*What to produce:* Retype each line exactly. Skip images.

*Records from a collection of figures:*
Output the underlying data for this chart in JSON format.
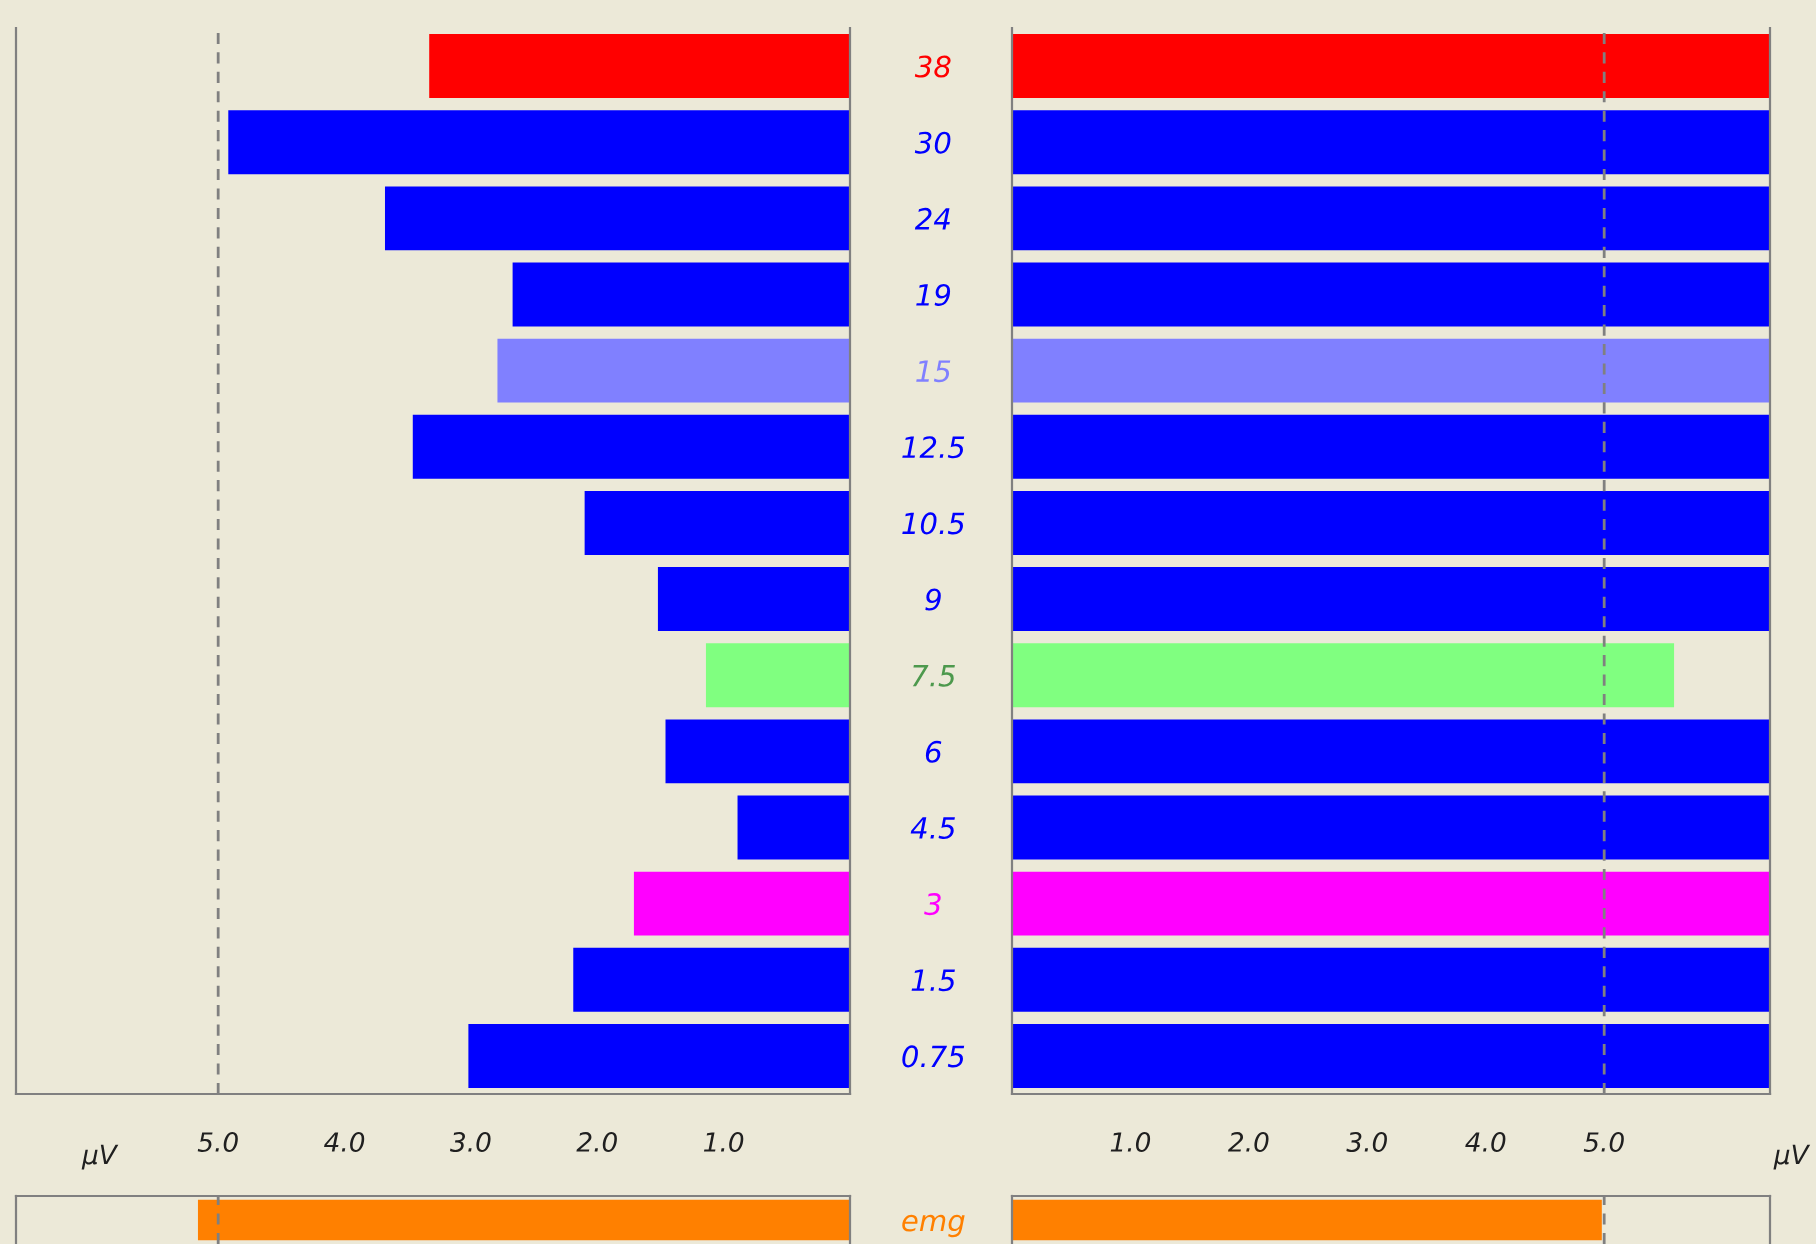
{
  "chart_data": [
    {
      "type": "bar",
      "orientation": "horizontal",
      "categories": [
        "38",
        "30",
        "24",
        "19",
        "15",
        "12.5",
        "10.5",
        "9",
        "7.5",
        "6",
        "4.5",
        "3",
        "1.5",
        "0.75"
      ],
      "values": [
        3.33,
        4.92,
        3.68,
        2.67,
        2.79,
        3.46,
        2.1,
        1.52,
        1.14,
        1.46,
        0.89,
        1.71,
        2.19,
        3.02
      ],
      "colors": [
        "#ff0000",
        "#0000ff",
        "#0000ff",
        "#0000ff",
        "#8080ff",
        "#0000ff",
        "#0000ff",
        "#0000ff",
        "#80ff80",
        "#0000ff",
        "#0000ff",
        "#ff00ff",
        "#0000ff",
        "#0000ff"
      ],
      "xlim": [
        6.6,
        0
      ],
      "tick_labels": "y",
      "ref_lines": [
        {
          "axis": "x",
          "value": 5,
          "color": "#808080",
          "line_style": "dashed"
        }
      ]
    },
    {
      "type": "bar",
      "orientation": "horizontal",
      "categories": [
        "38",
        "30",
        "24",
        "19",
        "15",
        "12.5",
        "10.5",
        "9",
        "7.5",
        "6",
        "4.5",
        "3",
        "1.5",
        "0.75"
      ],
      "values": [
        6.4,
        6.4,
        6.4,
        6.4,
        6.4,
        6.4,
        6.4,
        6.4,
        5.59,
        6.4,
        6.4,
        6.4,
        6.4,
        6.4
      ],
      "colors": [
        "#ff0000",
        "#0000ff",
        "#0000ff",
        "#0000ff",
        "#8080ff",
        "#0000ff",
        "#0000ff",
        "#0000ff",
        "#80ff80",
        "#0000ff",
        "#0000ff",
        "#ff00ff",
        "#0000ff",
        "#0000ff"
      ],
      "xlim": [
        0,
        6.4
      ],
      "tick_labels": false,
      "ref_lines": [
        {
          "axis": "x",
          "value": 5,
          "color": "#808080",
          "line_style": "dashed"
        }
      ]
    },
    {
      "type": "bar",
      "orientation": "horizontal",
      "categories": [
        "emg"
      ],
      "values": [
        5.16
      ],
      "colors": [
        "#ff8000"
      ],
      "xlim": [
        6.6,
        0
      ],
      "xticks": [
        {
          "value": 5,
          "label": "5.0"
        },
        {
          "value": 4,
          "label": "4.0"
        },
        {
          "value": 3,
          "label": "3.0"
        },
        {
          "value": 2,
          "label": "2.0"
        },
        {
          "value": 1,
          "label": "1.0"
        }
      ],
      "xlabel": "μV",
      "ref_lines": [
        {
          "axis": "x",
          "value": 5,
          "color": "#808080",
          "line_style": "dashed"
        }
      ]
    },
    {
      "type": "bar",
      "orientation": "horizontal",
      "categories": [
        null
      ],
      "values": [
        4.98
      ],
      "colors": [
        "#ff8000"
      ],
      "xlim": [
        0,
        6.4
      ],
      "xticks": [
        {
          "value": 1,
          "label": "1.0"
        },
        {
          "value": 2,
          "label": "2.0"
        },
        {
          "value": 3,
          "label": "3.0"
        },
        {
          "value": 4,
          "label": "4.0"
        },
        {
          "value": 5,
          "label": "5.0"
        }
      ],
      "xlabel": "μV",
      "ref_lines": [
        {
          "axis": "x",
          "value": 5,
          "color": "#808080",
          "line_style": "dashed"
        }
      ]
    }
  ]
}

*Expected answer:*
Output the underlying data for this chart in JSON format.
{
  "chart_data": [
    {
      "type": "bar",
      "orientation": "horizontal",
      "categories": [
        "38",
        "30",
        "24",
        "19",
        "15",
        "12.5",
        "10.5",
        "9",
        "7.5",
        "6",
        "4.5",
        "3",
        "1.5",
        "0.75"
      ],
      "values": [
        3.33,
        4.92,
        3.68,
        2.67,
        2.79,
        3.46,
        2.1,
        1.52,
        1.14,
        1.46,
        0.89,
        1.71,
        2.19,
        3.02
      ],
      "colors": [
        "#ff0000",
        "#0000ff",
        "#0000ff",
        "#0000ff",
        "#8080ff",
        "#0000ff",
        "#0000ff",
        "#0000ff",
        "#80ff80",
        "#0000ff",
        "#0000ff",
        "#ff00ff",
        "#0000ff",
        "#0000ff"
      ],
      "xlim": [
        6.6,
        0
      ],
      "tick_labels": "y",
      "ref_lines": [
        {
          "axis": "x",
          "value": 5,
          "color": "#808080",
          "line_style": "dashed"
        }
      ]
    },
    {
      "type": "bar",
      "orientation": "horizontal",
      "categories": [
        "38",
        "30",
        "24",
        "19",
        "15",
        "12.5",
        "10.5",
        "9",
        "7.5",
        "6",
        "4.5",
        "3",
        "1.5",
        "0.75"
      ],
      "values": [
        6.4,
        6.4,
        6.4,
        6.4,
        6.4,
        6.4,
        6.4,
        6.4,
        5.59,
        6.4,
        6.4,
        6.4,
        6.4,
        6.4
      ],
      "colors": [
        "#ff0000",
        "#0000ff",
        "#0000ff",
        "#0000ff",
        "#8080ff",
        "#0000ff",
        "#0000ff",
        "#0000ff",
        "#80ff80",
        "#0000ff",
        "#0000ff",
        "#ff00ff",
        "#0000ff",
        "#0000ff"
      ],
      "xlim": [
        0,
        6.4
      ],
      "tick_labels": false,
      "ref_lines": [
        {
          "axis": "x",
          "value": 5,
          "color": "#808080",
          "line_style": "dashed"
        }
      ]
    },
    {
      "type": "bar",
      "orientation": "horizontal",
      "categories": [
        "emg"
      ],
      "values": [
        5.16
      ],
      "colors": [
        "#ff8000"
      ],
      "xlim": [
        6.6,
        0
      ],
      "xticks": [
        {
          "value": 5,
          "label": "5.0"
        },
        {
          "value": 4,
          "label": "4.0"
        },
        {
          "value": 3,
          "label": "3.0"
        },
        {
          "value": 2,
          "label": "2.0"
        },
        {
          "value": 1,
          "label": "1.0"
        }
      ],
      "xlabel": "μV",
      "ref_lines": [
        {
          "axis": "x",
          "value": 5,
          "color": "#808080",
          "line_style": "dashed"
        }
      ]
    },
    {
      "type": "bar",
      "orientation": "horizontal",
      "categories": [
        null
      ],
      "values": [
        4.98
      ],
      "colors": [
        "#ff8000"
      ],
      "xlim": [
        0,
        6.4
      ],
      "xticks": [
        {
          "value": 1,
          "label": "1.0"
        },
        {
          "value": 2,
          "label": "2.0"
        },
        {
          "value": 3,
          "label": "3.0"
        },
        {
          "value": 4,
          "label": "4.0"
        },
        {
          "value": 5,
          "label": "5.0"
        }
      ],
      "xlabel": "μV",
      "ref_lines": [
        {
          "axis": "x",
          "value": 5,
          "color": "#808080",
          "line_style": "dashed"
        }
      ]
    }
  ]
}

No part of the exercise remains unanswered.